Part of a data file:
________________
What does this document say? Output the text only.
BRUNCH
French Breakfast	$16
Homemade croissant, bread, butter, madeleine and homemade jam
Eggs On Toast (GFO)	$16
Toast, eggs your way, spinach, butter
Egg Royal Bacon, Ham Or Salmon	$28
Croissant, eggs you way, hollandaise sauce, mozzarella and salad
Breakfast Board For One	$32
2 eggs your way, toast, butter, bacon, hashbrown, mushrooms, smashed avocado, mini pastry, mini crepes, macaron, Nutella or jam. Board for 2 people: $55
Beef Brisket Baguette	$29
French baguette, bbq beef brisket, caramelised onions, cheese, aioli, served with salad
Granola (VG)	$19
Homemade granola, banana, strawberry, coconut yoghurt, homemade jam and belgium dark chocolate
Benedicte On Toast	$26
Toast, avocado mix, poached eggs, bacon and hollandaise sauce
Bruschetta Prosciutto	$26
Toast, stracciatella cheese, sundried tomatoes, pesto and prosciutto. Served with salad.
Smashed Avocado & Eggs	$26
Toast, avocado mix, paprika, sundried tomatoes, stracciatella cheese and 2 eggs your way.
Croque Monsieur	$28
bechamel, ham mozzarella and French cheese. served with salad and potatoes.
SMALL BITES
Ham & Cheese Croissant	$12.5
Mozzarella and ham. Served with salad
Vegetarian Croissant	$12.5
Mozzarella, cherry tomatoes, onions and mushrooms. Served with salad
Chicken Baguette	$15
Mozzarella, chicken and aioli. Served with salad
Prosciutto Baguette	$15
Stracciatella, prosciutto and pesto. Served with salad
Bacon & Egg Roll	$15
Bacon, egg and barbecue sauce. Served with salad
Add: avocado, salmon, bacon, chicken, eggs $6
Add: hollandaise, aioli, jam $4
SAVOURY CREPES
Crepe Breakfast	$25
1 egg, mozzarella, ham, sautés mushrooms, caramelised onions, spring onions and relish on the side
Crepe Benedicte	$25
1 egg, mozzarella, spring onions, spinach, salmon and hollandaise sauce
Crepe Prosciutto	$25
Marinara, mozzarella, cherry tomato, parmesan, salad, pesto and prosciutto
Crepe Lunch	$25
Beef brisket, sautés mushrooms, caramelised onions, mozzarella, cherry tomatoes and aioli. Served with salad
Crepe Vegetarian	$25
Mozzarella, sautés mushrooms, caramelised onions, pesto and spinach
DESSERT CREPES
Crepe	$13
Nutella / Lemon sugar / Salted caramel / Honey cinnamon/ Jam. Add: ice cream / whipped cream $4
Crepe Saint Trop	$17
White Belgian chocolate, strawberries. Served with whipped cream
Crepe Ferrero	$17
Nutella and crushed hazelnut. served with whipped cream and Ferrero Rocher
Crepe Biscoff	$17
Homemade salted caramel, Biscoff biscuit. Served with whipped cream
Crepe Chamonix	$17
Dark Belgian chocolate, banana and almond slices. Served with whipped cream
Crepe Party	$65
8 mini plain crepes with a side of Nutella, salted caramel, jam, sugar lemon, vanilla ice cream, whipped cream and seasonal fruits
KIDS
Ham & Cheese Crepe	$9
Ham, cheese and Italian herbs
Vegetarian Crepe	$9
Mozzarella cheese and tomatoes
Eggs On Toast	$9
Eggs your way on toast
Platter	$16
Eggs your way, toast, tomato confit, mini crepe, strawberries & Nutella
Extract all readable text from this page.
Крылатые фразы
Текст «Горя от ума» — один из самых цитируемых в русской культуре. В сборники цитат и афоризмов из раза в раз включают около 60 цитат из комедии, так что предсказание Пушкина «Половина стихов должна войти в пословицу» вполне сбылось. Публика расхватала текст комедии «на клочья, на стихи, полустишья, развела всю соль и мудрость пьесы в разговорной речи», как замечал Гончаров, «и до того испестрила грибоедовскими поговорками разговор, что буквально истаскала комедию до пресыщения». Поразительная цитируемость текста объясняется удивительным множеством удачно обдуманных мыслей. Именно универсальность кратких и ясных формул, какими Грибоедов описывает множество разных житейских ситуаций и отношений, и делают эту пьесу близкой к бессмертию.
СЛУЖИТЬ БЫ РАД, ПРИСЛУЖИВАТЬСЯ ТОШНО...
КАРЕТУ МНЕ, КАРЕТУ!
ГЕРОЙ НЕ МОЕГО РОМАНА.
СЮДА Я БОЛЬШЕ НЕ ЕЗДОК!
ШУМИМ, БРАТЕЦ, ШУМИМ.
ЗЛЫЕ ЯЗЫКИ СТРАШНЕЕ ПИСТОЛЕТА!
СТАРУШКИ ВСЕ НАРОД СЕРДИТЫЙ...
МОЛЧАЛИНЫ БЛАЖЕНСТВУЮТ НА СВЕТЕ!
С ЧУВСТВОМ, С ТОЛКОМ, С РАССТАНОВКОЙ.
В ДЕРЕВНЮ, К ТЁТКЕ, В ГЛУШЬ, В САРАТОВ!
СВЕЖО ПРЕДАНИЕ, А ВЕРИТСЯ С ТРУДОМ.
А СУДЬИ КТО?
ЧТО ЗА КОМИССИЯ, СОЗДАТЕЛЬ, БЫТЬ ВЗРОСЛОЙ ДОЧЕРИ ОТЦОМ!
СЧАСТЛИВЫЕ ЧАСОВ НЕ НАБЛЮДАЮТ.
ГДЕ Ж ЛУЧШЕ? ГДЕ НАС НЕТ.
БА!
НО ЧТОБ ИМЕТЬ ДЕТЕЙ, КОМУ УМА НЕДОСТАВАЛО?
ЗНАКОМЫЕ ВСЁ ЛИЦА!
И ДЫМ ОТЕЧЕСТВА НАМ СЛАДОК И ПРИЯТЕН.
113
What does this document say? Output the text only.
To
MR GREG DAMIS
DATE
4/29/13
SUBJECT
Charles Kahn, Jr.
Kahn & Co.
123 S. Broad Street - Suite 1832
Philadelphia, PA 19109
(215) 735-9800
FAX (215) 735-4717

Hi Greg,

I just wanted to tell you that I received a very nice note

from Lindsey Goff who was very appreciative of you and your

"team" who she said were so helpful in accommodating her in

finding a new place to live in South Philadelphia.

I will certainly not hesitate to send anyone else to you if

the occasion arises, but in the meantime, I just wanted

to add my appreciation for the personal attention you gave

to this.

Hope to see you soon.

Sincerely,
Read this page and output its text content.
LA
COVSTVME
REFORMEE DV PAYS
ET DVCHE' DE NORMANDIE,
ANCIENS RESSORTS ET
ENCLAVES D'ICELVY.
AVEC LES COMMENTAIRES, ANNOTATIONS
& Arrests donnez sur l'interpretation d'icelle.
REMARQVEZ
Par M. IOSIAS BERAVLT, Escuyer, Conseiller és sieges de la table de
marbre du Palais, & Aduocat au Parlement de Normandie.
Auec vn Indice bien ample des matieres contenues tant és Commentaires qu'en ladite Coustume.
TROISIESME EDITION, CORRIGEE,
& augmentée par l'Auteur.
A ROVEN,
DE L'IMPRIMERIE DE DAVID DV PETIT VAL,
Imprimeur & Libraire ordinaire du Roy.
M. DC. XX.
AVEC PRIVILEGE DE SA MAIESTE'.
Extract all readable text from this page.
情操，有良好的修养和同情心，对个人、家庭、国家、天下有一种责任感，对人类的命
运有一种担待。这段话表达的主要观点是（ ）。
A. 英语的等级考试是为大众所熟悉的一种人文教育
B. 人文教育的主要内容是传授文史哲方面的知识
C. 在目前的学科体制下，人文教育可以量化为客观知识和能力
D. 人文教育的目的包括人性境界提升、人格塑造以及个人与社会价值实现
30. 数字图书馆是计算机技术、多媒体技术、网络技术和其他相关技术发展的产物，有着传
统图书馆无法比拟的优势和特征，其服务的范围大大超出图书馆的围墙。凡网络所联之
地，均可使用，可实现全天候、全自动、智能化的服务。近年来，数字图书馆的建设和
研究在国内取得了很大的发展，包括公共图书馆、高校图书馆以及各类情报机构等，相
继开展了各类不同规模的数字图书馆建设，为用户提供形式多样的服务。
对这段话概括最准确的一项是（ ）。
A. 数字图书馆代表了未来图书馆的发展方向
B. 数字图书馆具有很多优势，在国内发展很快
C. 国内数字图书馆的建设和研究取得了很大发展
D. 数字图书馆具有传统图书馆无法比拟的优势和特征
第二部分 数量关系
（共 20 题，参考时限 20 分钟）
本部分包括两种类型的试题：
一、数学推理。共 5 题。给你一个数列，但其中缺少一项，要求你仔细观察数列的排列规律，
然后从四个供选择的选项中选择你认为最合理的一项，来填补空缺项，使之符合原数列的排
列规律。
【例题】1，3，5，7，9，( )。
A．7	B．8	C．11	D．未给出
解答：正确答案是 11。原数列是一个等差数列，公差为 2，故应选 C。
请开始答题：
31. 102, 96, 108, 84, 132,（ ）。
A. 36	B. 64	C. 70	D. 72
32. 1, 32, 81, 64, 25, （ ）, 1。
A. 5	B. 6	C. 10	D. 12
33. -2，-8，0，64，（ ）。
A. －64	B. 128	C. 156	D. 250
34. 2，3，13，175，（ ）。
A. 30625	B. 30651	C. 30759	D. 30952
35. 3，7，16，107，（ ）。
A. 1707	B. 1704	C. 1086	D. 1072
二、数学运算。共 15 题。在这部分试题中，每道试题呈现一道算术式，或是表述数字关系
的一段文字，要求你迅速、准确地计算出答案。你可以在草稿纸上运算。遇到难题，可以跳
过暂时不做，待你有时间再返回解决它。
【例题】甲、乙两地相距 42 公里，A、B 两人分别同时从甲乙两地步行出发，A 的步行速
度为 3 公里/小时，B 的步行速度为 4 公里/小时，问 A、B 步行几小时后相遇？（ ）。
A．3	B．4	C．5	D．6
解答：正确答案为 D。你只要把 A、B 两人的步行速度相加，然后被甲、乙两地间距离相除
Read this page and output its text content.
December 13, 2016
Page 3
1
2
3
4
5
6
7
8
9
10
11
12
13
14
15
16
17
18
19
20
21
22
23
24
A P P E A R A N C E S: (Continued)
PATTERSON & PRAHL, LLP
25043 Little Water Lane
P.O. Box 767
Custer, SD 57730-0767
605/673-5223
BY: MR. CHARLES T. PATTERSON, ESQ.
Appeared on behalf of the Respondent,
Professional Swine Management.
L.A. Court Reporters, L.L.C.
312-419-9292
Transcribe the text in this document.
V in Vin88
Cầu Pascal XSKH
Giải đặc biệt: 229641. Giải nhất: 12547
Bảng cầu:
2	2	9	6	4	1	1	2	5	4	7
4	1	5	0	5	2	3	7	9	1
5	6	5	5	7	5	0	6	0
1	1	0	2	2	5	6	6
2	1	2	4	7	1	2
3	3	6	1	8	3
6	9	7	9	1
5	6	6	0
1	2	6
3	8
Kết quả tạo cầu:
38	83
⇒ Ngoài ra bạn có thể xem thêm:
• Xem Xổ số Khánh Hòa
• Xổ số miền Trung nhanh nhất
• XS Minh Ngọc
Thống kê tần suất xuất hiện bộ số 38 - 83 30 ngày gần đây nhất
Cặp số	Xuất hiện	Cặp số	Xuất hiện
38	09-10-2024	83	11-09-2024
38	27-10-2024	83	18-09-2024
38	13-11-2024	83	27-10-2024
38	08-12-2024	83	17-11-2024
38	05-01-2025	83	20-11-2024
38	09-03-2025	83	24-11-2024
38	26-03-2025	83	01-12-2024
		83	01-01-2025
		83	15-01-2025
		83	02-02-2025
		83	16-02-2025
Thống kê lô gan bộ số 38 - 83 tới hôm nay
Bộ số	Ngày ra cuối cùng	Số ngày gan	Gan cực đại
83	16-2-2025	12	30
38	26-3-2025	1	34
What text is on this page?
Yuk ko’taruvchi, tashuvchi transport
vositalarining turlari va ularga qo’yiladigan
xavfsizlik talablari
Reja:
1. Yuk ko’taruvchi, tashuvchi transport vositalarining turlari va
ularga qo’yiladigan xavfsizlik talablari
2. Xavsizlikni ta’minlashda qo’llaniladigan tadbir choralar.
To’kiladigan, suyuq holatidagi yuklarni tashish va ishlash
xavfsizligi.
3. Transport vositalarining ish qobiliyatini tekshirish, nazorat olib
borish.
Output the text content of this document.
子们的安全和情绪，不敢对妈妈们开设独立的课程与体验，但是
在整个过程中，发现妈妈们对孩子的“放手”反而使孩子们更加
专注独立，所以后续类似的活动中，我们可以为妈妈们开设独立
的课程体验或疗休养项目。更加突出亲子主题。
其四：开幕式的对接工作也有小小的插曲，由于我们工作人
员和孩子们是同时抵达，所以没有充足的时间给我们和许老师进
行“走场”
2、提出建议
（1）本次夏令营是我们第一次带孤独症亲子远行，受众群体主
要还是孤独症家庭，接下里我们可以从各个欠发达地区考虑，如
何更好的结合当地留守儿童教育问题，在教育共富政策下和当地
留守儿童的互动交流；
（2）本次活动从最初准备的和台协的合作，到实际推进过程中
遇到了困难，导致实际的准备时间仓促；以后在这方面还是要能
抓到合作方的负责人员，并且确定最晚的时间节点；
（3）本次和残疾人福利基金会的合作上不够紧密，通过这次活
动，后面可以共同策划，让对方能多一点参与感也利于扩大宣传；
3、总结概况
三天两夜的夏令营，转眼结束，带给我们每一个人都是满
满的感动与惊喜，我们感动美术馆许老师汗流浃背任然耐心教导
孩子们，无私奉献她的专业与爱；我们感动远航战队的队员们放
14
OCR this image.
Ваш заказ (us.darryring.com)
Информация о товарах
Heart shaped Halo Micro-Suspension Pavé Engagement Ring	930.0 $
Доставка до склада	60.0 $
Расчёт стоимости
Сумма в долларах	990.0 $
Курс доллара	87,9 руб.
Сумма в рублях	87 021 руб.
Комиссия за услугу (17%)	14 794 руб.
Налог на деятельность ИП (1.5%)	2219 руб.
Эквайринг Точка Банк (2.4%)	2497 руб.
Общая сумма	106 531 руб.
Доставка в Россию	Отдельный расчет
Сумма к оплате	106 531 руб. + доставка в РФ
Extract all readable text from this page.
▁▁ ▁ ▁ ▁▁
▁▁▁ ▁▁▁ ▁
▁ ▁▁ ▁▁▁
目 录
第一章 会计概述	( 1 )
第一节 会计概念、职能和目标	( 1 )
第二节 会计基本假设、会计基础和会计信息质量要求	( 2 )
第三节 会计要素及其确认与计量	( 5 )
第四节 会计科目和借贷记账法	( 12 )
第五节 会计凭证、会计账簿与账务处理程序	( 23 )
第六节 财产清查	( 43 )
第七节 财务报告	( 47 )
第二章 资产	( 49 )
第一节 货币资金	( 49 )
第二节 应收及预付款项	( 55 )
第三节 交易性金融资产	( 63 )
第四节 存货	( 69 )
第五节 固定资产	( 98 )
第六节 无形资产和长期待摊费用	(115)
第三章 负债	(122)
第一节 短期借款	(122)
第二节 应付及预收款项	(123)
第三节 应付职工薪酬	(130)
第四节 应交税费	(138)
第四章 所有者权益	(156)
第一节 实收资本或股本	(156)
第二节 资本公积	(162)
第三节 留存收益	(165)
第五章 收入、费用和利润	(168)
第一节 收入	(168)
________________
:: What you need to do ::
Search the records for the word "Homemade". Copy every line that has it.

:: The output ::
Homemade croissant, bread, butter, madeleine and homemade jam
Homemade granola, banana, strawberry, coconut yoghurt, homemade jam and belgium dark chocolate
Homemade salted caramel, Biscoff biscuit. Served with whipped cream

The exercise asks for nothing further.